- Instruction: Check every line of the material below for the string "Ihnen", and return the ones that have it.

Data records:
■ ■ ■

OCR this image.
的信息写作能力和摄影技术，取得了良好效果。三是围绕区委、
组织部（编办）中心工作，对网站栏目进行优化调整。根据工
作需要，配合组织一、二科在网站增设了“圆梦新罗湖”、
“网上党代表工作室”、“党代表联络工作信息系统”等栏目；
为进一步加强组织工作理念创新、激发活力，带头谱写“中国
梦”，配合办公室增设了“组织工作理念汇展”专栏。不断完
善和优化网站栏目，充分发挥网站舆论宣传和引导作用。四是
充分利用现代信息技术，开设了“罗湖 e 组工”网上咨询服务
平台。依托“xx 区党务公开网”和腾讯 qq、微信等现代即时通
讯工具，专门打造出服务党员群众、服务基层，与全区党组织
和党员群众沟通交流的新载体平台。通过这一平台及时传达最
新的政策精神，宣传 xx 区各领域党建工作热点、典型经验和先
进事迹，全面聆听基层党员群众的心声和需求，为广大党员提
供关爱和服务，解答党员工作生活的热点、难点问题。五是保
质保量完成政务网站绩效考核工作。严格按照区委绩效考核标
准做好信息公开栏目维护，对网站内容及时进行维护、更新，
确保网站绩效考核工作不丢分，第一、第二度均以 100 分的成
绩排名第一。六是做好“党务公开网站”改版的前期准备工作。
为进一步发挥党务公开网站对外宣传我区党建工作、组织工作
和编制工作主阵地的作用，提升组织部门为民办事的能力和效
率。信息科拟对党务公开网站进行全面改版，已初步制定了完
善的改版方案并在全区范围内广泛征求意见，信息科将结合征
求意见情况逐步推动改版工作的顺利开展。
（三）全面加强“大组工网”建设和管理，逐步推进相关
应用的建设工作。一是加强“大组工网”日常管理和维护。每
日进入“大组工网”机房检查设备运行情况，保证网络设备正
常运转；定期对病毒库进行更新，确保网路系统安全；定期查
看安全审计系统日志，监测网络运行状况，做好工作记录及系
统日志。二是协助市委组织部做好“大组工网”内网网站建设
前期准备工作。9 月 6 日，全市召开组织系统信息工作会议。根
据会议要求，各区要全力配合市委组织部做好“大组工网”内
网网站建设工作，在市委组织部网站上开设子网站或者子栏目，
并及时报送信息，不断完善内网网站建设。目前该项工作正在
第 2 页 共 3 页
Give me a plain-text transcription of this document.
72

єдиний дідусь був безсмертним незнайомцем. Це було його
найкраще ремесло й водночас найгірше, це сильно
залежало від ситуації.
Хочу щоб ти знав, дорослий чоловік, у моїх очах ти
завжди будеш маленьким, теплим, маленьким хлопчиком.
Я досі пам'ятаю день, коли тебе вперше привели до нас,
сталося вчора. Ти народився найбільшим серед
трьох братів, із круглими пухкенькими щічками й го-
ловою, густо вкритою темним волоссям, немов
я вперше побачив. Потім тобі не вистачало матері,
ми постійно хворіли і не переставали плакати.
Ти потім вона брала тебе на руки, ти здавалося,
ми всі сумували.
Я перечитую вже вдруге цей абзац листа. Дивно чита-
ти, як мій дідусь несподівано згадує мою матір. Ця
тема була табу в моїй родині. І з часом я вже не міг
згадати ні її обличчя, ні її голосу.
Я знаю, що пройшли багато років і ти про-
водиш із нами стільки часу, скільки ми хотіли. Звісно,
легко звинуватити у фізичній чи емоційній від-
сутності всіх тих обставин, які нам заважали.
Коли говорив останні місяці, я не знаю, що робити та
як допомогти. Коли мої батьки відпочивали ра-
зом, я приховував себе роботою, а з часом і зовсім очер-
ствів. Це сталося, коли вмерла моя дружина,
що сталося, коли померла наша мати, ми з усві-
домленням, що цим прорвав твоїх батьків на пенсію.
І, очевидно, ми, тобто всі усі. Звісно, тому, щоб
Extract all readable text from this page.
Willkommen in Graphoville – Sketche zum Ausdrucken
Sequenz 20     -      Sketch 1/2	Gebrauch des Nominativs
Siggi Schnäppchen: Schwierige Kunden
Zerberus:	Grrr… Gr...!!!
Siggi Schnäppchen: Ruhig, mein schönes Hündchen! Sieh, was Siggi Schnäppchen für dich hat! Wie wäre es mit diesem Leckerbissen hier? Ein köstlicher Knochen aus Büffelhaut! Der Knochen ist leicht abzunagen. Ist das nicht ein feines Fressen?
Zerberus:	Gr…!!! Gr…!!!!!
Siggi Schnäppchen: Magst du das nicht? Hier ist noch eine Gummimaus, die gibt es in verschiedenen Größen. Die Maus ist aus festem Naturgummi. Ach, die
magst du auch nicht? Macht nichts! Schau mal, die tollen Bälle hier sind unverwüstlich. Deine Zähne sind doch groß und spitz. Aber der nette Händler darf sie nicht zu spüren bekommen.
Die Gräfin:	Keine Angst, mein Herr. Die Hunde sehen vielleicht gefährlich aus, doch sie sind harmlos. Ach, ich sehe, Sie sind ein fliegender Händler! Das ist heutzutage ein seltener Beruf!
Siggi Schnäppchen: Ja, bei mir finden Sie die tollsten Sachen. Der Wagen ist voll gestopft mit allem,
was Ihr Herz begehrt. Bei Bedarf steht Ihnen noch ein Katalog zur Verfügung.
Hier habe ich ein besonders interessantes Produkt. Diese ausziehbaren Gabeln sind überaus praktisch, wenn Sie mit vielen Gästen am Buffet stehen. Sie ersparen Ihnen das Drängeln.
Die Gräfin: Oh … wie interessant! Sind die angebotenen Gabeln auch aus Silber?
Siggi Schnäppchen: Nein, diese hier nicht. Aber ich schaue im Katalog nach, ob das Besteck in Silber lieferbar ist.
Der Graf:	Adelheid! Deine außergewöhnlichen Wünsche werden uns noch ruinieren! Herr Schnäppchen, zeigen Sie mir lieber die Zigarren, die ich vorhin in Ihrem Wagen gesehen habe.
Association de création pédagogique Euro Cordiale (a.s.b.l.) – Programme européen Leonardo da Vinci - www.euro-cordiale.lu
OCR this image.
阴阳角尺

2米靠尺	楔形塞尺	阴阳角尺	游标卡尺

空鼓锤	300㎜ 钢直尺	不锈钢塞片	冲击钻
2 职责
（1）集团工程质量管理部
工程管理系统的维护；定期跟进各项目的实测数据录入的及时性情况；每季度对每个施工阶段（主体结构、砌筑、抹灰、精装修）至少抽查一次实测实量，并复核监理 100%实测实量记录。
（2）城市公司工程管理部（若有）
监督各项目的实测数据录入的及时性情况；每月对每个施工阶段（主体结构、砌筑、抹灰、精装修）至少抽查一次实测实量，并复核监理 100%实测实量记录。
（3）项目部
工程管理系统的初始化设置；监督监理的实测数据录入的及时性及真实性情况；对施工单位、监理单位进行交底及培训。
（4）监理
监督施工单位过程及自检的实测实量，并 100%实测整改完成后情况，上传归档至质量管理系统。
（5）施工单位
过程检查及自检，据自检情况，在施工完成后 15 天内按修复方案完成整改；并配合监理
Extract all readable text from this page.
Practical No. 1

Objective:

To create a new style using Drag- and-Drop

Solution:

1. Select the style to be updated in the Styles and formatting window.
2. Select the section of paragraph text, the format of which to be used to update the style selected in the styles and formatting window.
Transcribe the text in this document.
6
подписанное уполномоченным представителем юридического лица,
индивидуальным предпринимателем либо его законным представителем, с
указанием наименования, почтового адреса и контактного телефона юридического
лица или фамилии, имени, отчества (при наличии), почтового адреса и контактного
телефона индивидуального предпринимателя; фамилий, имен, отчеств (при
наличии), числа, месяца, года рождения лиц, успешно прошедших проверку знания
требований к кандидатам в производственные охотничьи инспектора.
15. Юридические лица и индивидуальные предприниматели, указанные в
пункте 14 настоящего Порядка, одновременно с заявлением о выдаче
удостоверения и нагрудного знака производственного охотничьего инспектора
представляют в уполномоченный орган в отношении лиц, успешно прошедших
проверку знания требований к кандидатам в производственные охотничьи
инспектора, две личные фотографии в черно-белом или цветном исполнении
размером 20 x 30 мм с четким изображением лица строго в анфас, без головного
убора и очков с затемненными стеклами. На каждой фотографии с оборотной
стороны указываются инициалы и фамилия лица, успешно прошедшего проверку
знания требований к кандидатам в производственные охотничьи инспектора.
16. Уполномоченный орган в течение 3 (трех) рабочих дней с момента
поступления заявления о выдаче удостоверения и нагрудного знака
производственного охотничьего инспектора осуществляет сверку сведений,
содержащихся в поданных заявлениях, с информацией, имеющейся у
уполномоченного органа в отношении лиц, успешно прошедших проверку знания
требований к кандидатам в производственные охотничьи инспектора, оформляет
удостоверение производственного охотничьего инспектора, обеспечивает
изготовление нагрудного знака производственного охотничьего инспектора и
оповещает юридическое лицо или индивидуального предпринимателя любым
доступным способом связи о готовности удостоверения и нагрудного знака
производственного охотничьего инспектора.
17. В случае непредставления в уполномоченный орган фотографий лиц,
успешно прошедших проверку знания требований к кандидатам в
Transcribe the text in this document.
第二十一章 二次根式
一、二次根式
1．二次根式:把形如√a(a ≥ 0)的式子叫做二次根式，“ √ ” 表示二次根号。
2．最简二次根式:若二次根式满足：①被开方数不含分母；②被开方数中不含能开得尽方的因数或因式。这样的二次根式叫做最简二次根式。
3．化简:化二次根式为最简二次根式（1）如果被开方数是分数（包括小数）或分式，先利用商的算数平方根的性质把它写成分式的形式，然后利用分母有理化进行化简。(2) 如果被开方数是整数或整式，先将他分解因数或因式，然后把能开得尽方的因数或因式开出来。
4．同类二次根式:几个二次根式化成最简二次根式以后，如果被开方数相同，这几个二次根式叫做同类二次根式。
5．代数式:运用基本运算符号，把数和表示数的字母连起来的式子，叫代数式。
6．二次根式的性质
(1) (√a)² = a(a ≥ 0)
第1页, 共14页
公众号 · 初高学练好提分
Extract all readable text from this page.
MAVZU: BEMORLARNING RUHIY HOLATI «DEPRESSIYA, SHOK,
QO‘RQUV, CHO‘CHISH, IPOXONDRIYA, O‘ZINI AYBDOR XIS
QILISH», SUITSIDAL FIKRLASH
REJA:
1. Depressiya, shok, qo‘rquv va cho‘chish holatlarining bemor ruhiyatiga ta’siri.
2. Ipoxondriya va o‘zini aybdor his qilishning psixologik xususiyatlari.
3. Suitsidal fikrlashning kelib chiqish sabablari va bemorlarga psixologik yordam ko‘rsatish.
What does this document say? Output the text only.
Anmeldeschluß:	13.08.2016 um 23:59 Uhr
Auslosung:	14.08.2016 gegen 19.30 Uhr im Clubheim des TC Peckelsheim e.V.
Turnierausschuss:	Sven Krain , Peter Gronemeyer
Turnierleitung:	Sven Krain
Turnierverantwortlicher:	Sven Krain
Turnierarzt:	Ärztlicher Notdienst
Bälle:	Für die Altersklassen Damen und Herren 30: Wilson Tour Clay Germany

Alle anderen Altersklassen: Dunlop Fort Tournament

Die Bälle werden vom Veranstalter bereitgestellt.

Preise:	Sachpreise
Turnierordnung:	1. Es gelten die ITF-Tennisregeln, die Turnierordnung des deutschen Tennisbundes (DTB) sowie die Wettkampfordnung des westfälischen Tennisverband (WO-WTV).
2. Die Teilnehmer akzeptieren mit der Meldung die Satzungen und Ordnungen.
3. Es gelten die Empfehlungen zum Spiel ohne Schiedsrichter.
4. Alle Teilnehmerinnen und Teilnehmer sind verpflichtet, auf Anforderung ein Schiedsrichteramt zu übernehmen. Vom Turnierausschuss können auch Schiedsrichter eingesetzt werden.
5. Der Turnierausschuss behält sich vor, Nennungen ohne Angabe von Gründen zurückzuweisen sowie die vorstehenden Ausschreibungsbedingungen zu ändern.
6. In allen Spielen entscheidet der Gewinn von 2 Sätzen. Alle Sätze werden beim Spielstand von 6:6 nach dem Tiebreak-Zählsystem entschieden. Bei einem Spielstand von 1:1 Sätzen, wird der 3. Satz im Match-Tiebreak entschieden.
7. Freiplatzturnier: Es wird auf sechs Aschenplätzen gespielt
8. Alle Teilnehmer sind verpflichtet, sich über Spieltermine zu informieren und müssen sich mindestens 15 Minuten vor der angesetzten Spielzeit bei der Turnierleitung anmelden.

■ ■ ■

- Response:
was Ihr Herz begehrt. Bei Bedarf steht Ihnen noch ein Katalog zur Verfügung.
Hier habe ich ein besonders interessantes Produkt. Diese ausziehbaren Gabeln sind überaus praktisch, wenn Sie mit vielen Gästen am Buffet stehen. Sie ersparen Ihnen das Drängeln.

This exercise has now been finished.